Your objective:
Leave the pictures out and transcribe every record exactly.

=== Available data ===

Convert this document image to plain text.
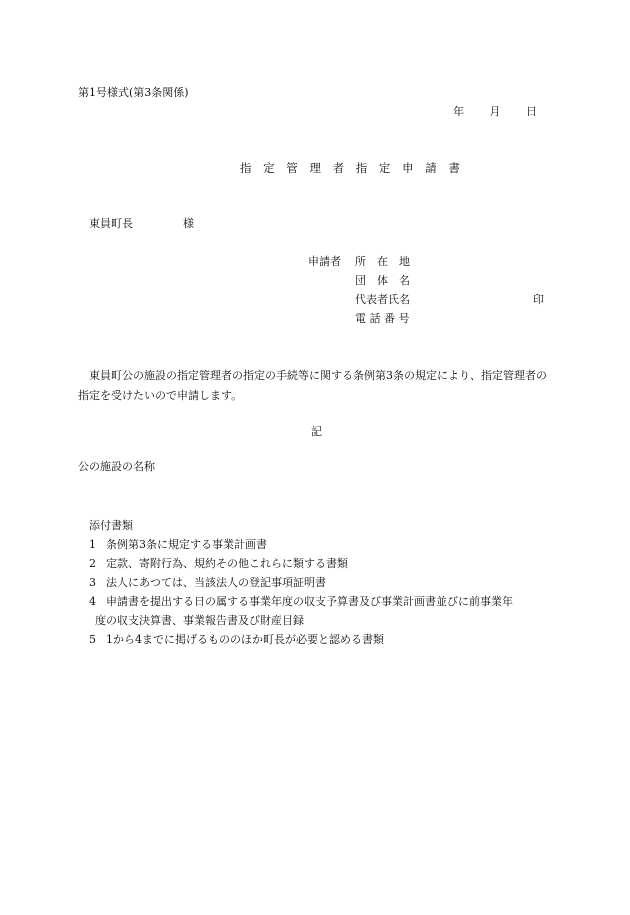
第1号様式(第3条関係)
年 月 日
指 定 管 理 者 指 定 申 請 書
東員町長	様
申請者 所　在　地
団　体　名
代表者氏名	印
電 話 番 号
東員町公の施設の指定管理者の指定の手続等に関する条例第3条の規定により、指定管理者の指定を受けたいので申請します。
記
公の施設の名称
添付書類
1 条例第3条に規定する事業計画書
2 定款、寄附行為、規約その他これらに類する書類
3 法人にあつては、当該法人の登記事項証明書
4 申請書を提出する日の属する事業年度の収支予算書及び事業計画書並びに前事業年
度の収支決算書、事業報告書及び財産目録
5 1から4までに掲げるもののほか町長が必要と認める書類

===

Exercise output:
Convert this document image to plain text.
第1号様式(第3条関係)
年 月 日
指 定 管 理 者 指 定 申 請 書
東員町長	様
申請者 所　在　地
団　体　名
代表者氏名	印
電 話 番 号
東員町公の施設の指定管理者の指定の手続等に関する条例第3条の規定により、指定管理者の指定を受けたいので申請します。
記
公の施設の名称
添付書類
1 条例第3条に規定する事業計画書
2 定款、寄附行為、規約その他これらに類する書類
3 法人にあつては、当該法人の登記事項証明書
4 申請書を提出する日の属する事業年度の収支予算書及び事業計画書並びに前事業年
度の収支決算書、事業報告書及び財産目録
5 1から4までに掲げるもののほか町長が必要と認める書類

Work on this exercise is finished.